((

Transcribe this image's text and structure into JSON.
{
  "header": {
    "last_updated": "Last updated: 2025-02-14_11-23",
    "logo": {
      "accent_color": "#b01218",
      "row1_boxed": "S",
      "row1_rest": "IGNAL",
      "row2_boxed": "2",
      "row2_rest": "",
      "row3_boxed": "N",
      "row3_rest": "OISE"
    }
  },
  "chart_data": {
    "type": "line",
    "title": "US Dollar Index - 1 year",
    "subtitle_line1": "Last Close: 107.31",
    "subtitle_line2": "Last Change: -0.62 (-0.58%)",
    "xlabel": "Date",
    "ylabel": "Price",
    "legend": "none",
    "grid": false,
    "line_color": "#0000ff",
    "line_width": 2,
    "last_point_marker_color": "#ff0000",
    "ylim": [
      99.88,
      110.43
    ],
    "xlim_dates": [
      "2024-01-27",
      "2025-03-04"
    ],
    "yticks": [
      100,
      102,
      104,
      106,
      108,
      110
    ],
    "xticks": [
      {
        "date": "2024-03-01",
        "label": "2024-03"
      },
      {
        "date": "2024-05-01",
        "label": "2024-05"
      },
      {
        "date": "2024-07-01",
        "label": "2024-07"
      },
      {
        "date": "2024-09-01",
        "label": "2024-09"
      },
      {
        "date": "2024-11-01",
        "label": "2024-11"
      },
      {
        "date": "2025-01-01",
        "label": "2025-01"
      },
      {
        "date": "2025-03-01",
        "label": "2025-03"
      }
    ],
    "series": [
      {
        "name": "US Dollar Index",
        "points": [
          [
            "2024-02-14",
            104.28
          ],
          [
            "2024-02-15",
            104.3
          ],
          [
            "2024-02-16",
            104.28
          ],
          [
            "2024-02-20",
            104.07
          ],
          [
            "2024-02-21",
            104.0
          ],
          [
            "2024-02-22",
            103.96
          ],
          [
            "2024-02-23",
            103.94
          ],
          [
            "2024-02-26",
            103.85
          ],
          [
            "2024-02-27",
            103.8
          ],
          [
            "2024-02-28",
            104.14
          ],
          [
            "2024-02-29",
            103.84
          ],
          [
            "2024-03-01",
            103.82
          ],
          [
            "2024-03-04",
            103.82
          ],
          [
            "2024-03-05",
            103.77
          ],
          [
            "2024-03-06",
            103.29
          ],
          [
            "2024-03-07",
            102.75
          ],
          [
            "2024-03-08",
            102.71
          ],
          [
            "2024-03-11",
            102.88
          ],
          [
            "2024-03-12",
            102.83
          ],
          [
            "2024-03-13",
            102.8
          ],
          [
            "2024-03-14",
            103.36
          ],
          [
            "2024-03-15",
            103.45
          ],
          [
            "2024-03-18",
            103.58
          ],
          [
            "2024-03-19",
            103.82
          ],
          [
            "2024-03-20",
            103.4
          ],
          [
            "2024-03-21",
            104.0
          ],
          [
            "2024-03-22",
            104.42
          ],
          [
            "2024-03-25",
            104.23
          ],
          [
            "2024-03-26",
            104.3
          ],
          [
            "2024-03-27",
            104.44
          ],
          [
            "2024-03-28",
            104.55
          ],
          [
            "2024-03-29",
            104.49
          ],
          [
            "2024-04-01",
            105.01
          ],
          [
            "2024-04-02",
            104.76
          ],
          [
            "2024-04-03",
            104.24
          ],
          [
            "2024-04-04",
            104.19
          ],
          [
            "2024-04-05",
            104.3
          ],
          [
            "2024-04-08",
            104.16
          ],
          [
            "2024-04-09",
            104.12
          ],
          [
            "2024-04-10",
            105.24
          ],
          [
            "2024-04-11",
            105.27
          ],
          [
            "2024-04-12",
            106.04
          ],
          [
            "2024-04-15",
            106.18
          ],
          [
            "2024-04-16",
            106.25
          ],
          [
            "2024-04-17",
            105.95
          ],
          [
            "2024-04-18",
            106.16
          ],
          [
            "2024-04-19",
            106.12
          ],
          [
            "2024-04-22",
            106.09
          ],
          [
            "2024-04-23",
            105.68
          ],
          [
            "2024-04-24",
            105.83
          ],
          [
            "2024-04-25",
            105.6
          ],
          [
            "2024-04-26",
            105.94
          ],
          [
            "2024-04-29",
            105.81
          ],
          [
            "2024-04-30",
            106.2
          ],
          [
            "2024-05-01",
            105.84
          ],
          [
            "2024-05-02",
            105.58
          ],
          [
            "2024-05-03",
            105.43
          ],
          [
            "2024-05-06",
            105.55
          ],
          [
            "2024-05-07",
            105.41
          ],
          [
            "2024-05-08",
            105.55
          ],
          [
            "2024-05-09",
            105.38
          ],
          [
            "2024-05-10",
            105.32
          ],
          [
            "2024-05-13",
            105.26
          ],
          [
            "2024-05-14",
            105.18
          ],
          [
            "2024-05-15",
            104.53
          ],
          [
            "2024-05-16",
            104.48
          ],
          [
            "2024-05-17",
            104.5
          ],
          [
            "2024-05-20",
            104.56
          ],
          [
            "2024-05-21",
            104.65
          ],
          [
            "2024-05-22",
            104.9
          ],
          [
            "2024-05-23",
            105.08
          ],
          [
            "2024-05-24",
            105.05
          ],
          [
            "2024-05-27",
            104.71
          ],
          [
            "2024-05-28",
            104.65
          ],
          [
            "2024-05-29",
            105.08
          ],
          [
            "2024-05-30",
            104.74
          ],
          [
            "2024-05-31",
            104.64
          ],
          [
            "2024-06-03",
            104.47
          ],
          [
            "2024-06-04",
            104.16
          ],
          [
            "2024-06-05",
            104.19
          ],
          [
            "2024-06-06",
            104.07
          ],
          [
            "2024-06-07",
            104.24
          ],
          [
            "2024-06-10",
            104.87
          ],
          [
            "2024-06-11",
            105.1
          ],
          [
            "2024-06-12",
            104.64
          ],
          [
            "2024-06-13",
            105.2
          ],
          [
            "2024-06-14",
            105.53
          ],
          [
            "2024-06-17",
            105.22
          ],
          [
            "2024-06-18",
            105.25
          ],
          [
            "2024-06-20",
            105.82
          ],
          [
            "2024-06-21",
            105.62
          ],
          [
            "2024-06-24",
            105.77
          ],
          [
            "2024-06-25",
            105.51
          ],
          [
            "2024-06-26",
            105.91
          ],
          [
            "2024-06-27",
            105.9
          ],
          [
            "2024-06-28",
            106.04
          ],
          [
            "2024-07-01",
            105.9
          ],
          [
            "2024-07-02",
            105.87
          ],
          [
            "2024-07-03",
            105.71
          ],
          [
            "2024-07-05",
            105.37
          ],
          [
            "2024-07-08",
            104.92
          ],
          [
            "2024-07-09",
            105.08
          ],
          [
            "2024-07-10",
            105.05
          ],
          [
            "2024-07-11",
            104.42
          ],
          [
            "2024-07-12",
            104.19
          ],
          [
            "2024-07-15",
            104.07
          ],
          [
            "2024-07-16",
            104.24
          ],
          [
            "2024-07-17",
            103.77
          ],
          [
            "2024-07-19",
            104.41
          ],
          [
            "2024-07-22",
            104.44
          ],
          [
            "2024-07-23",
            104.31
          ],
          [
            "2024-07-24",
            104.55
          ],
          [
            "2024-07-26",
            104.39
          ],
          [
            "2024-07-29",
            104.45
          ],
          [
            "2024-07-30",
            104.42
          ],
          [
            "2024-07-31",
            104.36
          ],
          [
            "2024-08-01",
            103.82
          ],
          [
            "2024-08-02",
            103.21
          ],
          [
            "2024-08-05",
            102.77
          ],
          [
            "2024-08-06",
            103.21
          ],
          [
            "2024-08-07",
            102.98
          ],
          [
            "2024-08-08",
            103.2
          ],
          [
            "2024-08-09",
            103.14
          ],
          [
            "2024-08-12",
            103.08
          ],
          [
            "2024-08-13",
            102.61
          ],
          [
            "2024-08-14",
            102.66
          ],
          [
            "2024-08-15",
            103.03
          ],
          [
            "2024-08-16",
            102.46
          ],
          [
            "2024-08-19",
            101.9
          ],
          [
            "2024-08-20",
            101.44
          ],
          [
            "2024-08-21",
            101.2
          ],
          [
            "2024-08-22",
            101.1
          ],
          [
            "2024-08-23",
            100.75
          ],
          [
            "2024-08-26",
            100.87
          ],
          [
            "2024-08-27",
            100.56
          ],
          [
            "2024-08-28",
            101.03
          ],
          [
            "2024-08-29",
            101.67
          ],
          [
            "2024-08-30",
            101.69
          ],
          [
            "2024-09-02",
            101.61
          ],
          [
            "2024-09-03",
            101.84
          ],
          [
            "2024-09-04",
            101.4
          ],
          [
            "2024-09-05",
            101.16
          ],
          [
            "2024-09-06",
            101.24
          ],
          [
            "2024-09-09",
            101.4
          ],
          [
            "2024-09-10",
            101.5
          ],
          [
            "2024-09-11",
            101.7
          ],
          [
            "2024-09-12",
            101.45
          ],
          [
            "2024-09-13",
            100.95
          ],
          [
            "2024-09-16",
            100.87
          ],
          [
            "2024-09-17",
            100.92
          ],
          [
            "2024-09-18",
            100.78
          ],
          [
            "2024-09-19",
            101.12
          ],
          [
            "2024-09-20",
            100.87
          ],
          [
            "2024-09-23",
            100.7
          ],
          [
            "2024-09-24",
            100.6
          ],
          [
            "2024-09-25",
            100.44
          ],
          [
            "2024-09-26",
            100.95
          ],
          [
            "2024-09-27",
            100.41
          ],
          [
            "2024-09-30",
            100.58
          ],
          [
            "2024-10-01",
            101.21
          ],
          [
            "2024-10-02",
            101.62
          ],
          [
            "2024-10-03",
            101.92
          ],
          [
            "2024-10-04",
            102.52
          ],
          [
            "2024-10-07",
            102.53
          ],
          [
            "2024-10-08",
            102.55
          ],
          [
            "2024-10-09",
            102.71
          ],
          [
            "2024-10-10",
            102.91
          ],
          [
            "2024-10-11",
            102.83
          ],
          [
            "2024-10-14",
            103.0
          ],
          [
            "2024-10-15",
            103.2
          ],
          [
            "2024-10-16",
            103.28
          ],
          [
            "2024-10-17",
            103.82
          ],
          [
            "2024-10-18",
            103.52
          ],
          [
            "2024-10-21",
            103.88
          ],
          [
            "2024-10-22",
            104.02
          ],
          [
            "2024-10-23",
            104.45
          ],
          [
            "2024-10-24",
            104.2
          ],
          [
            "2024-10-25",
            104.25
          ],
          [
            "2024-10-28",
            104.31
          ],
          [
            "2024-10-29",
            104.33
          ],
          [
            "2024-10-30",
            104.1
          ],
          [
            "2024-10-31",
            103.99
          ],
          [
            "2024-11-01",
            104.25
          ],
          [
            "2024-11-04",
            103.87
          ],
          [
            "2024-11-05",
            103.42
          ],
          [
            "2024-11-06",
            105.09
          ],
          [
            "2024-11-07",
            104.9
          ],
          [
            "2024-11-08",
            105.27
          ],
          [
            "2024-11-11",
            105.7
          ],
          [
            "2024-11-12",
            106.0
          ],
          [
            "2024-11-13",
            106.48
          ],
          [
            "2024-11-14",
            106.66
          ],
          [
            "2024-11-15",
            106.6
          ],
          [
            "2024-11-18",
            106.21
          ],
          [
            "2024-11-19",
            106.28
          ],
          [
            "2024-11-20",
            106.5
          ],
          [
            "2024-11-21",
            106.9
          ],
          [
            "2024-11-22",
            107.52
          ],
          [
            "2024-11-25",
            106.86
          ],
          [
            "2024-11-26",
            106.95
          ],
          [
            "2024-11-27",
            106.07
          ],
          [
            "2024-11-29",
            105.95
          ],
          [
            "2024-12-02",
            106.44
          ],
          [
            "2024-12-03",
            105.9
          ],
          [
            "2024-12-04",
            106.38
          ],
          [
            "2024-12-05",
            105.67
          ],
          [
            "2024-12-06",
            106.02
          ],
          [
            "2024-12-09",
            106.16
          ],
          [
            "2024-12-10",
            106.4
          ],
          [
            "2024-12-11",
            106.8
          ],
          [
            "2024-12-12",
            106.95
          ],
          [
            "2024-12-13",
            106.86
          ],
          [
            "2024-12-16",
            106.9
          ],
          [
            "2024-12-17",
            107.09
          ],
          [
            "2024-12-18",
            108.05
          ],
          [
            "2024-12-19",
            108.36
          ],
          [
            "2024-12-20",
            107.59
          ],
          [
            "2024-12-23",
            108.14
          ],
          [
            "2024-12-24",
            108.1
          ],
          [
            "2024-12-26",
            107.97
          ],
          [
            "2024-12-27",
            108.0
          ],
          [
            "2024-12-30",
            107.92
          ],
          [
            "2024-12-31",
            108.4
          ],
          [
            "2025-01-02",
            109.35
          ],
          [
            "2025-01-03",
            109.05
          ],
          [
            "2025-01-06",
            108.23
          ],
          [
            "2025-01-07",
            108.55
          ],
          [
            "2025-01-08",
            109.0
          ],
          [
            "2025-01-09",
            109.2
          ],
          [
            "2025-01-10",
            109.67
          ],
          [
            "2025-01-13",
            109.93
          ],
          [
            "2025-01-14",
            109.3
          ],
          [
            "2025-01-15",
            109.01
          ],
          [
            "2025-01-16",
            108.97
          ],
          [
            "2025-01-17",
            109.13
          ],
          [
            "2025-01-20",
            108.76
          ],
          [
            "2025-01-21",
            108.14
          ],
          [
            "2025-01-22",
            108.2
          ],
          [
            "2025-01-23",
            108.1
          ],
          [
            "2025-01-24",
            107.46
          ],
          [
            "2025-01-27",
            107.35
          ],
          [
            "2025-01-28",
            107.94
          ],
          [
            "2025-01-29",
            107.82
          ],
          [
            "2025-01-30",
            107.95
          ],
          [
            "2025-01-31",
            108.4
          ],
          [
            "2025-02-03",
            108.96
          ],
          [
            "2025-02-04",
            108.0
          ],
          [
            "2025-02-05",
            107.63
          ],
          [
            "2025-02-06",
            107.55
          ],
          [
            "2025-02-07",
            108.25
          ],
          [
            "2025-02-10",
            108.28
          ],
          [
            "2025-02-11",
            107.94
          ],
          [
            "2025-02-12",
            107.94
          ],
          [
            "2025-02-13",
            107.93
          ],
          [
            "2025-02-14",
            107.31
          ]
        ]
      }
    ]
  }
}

))

» **DIRECTION**
Copy each line above where the string "Index" occurs.

» **ANSWER**
    "title": "US Dollar Index - 1 year",
        "name": "US Dollar Index",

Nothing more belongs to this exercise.